▶ WHAT NEEDS TO BE DONE
Could you print every record below exactly as it appears?
--- BEGIN SUPPLIED MATERIAL ---
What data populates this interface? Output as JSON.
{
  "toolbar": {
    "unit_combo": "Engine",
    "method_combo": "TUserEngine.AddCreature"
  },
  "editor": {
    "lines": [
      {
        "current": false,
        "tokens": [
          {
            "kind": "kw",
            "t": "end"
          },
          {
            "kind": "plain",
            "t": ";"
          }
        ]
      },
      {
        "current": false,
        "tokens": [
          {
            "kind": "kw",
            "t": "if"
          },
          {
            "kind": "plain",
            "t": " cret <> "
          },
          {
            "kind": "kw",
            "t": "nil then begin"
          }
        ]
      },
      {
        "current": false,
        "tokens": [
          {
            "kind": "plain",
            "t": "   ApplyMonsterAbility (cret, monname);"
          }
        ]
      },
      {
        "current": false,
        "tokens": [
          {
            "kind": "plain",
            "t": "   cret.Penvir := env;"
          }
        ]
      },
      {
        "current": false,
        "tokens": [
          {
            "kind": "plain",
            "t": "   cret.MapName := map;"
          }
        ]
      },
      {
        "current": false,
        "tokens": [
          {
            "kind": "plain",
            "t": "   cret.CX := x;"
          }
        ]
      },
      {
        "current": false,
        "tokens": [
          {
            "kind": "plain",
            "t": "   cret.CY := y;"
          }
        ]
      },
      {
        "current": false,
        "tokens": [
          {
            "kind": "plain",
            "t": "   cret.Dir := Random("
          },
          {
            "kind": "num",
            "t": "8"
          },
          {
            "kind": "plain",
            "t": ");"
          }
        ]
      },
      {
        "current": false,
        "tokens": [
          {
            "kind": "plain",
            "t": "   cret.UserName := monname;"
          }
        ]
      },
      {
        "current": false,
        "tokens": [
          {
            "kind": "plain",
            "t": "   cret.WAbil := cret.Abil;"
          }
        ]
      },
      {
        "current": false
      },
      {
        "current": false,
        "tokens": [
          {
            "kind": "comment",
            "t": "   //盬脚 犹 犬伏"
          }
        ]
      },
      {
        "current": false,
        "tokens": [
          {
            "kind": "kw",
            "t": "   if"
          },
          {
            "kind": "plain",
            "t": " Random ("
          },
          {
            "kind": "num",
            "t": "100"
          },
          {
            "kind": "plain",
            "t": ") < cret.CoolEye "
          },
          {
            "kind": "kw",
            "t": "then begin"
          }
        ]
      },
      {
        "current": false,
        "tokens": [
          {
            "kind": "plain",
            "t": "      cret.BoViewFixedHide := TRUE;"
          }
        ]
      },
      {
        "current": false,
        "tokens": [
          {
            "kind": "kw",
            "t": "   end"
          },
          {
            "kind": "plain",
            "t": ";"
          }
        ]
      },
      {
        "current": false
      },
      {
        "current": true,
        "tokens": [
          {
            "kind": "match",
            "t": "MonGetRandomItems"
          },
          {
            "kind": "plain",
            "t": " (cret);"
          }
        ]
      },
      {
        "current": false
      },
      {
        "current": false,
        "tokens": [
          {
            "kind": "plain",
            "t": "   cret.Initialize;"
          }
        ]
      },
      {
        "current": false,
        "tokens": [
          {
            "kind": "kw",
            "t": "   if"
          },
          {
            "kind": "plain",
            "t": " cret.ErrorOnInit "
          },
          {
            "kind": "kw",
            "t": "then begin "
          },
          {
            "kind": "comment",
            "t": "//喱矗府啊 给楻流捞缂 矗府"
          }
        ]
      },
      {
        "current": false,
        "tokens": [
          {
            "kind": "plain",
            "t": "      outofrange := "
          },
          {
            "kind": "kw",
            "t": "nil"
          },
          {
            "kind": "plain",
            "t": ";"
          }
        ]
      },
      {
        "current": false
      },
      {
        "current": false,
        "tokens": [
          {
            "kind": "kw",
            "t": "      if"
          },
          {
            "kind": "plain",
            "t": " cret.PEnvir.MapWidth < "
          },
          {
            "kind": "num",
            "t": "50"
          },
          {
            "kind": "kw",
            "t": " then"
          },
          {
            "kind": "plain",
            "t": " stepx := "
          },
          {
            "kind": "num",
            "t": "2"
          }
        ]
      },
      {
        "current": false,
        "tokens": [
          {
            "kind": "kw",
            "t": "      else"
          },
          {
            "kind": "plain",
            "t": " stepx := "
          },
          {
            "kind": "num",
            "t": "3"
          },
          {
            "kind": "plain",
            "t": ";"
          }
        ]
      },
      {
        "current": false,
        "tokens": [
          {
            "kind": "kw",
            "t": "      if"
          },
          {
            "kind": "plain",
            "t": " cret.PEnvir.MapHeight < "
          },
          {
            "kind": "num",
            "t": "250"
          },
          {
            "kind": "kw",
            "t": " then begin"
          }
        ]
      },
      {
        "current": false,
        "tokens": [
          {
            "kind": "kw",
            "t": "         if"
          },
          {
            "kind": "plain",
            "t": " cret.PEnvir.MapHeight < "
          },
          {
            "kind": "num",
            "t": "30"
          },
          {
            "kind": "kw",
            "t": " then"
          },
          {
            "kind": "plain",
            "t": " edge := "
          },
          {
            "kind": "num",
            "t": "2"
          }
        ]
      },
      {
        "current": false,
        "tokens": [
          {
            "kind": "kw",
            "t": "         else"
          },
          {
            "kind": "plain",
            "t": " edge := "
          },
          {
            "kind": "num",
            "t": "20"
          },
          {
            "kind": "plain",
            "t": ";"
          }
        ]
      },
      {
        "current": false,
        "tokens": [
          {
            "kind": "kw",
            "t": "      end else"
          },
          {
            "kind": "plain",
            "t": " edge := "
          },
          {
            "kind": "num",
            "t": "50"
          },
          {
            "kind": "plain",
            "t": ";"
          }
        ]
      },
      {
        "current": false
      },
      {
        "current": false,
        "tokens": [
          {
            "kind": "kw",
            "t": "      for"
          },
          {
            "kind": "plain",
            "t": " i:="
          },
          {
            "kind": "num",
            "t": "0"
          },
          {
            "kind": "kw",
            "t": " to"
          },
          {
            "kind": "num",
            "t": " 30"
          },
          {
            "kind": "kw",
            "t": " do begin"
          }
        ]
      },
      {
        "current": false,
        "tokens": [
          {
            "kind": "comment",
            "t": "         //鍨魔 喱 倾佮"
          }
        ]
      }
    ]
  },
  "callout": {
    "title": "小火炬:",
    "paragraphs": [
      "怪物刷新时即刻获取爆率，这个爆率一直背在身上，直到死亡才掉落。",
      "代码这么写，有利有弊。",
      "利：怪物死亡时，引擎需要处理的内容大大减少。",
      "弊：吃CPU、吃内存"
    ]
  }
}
--- END SUPPLIED MATERIAL ---
▶ RESULT OF THIS TASK
What data populates this interface? Output as JSON.
{
  "toolbar": {
    "unit_combo": "Engine",
    "method_combo": "TUserEngine.AddCreature"
  },
  "editor": {
    "lines": [
      {
        "current": false,
        "tokens": [
          {
            "kind": "kw",
            "t": "end"
          },
          {
            "kind": "plain",
            "t": ";"
          }
        ]
      },
      {
        "current": false,
        "tokens": [
          {
            "kind": "kw",
            "t": "if"
          },
          {
            "kind": "plain",
            "t": " cret <> "
          },
          {
            "kind": "kw",
            "t": "nil then begin"
          }
        ]
      },
      {
        "current": false,
        "tokens": [
          {
            "kind": "plain",
            "t": "   ApplyMonsterAbility (cret, monname);"
          }
        ]
      },
      {
        "current": false,
        "tokens": [
          {
            "kind": "plain",
            "t": "   cret.Penvir := env;"
          }
        ]
      },
      {
        "current": false,
        "tokens": [
          {
            "kind": "plain",
            "t": "   cret.MapName := map;"
          }
        ]
      },
      {
        "current": false,
        "tokens": [
          {
            "kind": "plain",
            "t": "   cret.CX := x;"
          }
        ]
      },
      {
        "current": false,
        "tokens": [
          {
            "kind": "plain",
            "t": "   cret.CY := y;"
          }
        ]
      },
      {
        "current": false,
        "tokens": [
          {
            "kind": "plain",
            "t": "   cret.Dir := Random("
          },
          {
            "kind": "num",
            "t": "8"
          },
          {
            "kind": "plain",
            "t": ");"
          }
        ]
      },
      {
        "current": false,
        "tokens": [
          {
            "kind": "plain",
            "t": "   cret.UserName := monname;"
          }
        ]
      },
      {
        "current": false,
        "tokens": [
          {
            "kind": "plain",
            "t": "   cret.WAbil := cret.Abil;"
          }
        ]
      },
      {
        "current": false
      },
      {
        "current": false,
        "tokens": [
          {
            "kind": "comment",
            "t": "   //盬脚 犹 犬伏"
          }
        ]
      },
      {
        "current": false,
        "tokens": [
          {
            "kind": "kw",
            "t": "   if"
          },
          {
            "kind": "plain",
            "t": " Random ("
          },
          {
            "kind": "num",
            "t": "100"
          },
          {
            "kind": "plain",
            "t": ") < cret.CoolEye "
          },
          {
            "kind": "kw",
            "t": "then begin"
          }
        ]
      },
      {
        "current": false,
        "tokens": [
          {
            "kind": "plain",
            "t": "      cret.BoViewFixedHide := TRUE;"
          }
        ]
      },
      {
        "current": false,
        "tokens": [
          {
            "kind": "kw",
            "t": "   end"
          },
          {
            "kind": "plain",
            "t": ";"
          }
        ]
      },
      {
        "current": false
      },
      {
        "current": true,
        "tokens": [
          {
            "kind": "match",
            "t": "MonGetRandomItems"
          },
          {
            "kind": "plain",
            "t": " (cret);"
          }
        ]
      },
      {
        "current": false
      },
      {
        "current": false,
        "tokens": [
          {
            "kind": "plain",
            "t": "   cret.Initialize;"
          }
        ]
      },
      {
        "current": false,
        "tokens": [
          {
            "kind": "kw",
            "t": "   if"
          },
          {
            "kind": "plain",
            "t": " cret.ErrorOnInit "
          },
          {
            "kind": "kw",
            "t": "then begin "
          },
          {
            "kind": "comment",
            "t": "//喱矗府啊 给楻流捞缂 矗府"
          }
        ]
      },
      {
        "current": false,
        "tokens": [
          {
            "kind": "plain",
            "t": "      outofrange := "
          },
          {
            "kind": "kw",
            "t": "nil"
          },
          {
            "kind": "plain",
            "t": ";"
          }
        ]
      },
      {
        "current": false
      },
      {
        "current": false,
        "tokens": [
          {
            "kind": "kw",
            "t": "      if"
          },
          {
            "kind": "plain",
            "t": " cret.PEnvir.MapWidth < "
          },
          {
            "kind": "num",
            "t": "50"
          },
          {
            "kind": "kw",
            "t": " then"
          },
          {
            "kind": "plain",
            "t": " stepx := "
          },
          {
            "kind": "num",
            "t": "2"
          }
        ]
      },
      {
        "current": false,
        "tokens": [
          {
            "kind": "kw",
            "t": "      else"
          },
          {
            "kind": "plain",
            "t": " stepx := "
          },
          {
            "kind": "num",
            "t": "3"
          },
          {
            "kind": "plain",
            "t": ";"
          }
        ]
      },
      {
        "current": false,
        "tokens": [
          {
            "kind": "kw",
            "t": "      if"
          },
          {
            "kind": "plain",
            "t": " cret.PEnvir.MapHeight < "
          },
          {
            "kind": "num",
            "t": "250"
          },
          {
            "kind": "kw",
            "t": " then begin"
          }
        ]
      },
      {
        "current": false,
        "tokens": [
          {
            "kind": "kw",
            "t": "         if"
          },
          {
            "kind": "plain",
            "t": " cret.PEnvir.MapHeight < "
          },
          {
            "kind": "num",
            "t": "30"
          },
          {
            "kind": "kw",
            "t": " then"
          },
          {
            "kind": "plain",
            "t": " edge := "
          },
          {
            "kind": "num",
            "t": "2"
          }
        ]
      },
      {
        "current": false,
        "tokens": [
          {
            "kind": "kw",
            "t": "         else"
          },
          {
            "kind": "plain",
            "t": " edge := "
          },
          {
            "kind": "num",
            "t": "20"
          },
          {
            "kind": "plain",
            "t": ";"
          }
        ]
      },
      {
        "current": false,
        "tokens": [
          {
            "kind": "kw",
            "t": "      end else"
          },
          {
            "kind": "plain",
            "t": " edge := "
          },
          {
            "kind": "num",
            "t": "50"
          },
          {
            "kind": "plain",
            "t": ";"
          }
        ]
      },
      {
        "current": false
      },
      {
        "current": false,
        "tokens": [
          {
            "kind": "kw",
            "t": "      for"
          },
          {
            "kind": "plain",
            "t": " i:="
          },
          {
            "kind": "num",
            "t": "0"
          },
          {
            "kind": "kw",
            "t": " to"
          },
          {
            "kind": "num",
            "t": " 30"
          },
          {
            "kind": "kw",
            "t": " do begin"
          }
        ]
      },
      {
        "current": false,
        "tokens": [
          {
            "kind": "comment",
            "t": "         //鍨魔 喱 倾佮"
          }
        ]
      }
    ]
  },
  "callout": {
    "title": "小火炬:",
    "paragraphs": [
      "怪物刷新时即刻获取爆率，这个爆率一直背在身上，直到死亡才掉落。",
      "代码这么写，有利有弊。",
      "利：怪物死亡时，引擎需要处理的内容大大减少。",
      "弊：吃CPU、吃内存"
    ]
  }
}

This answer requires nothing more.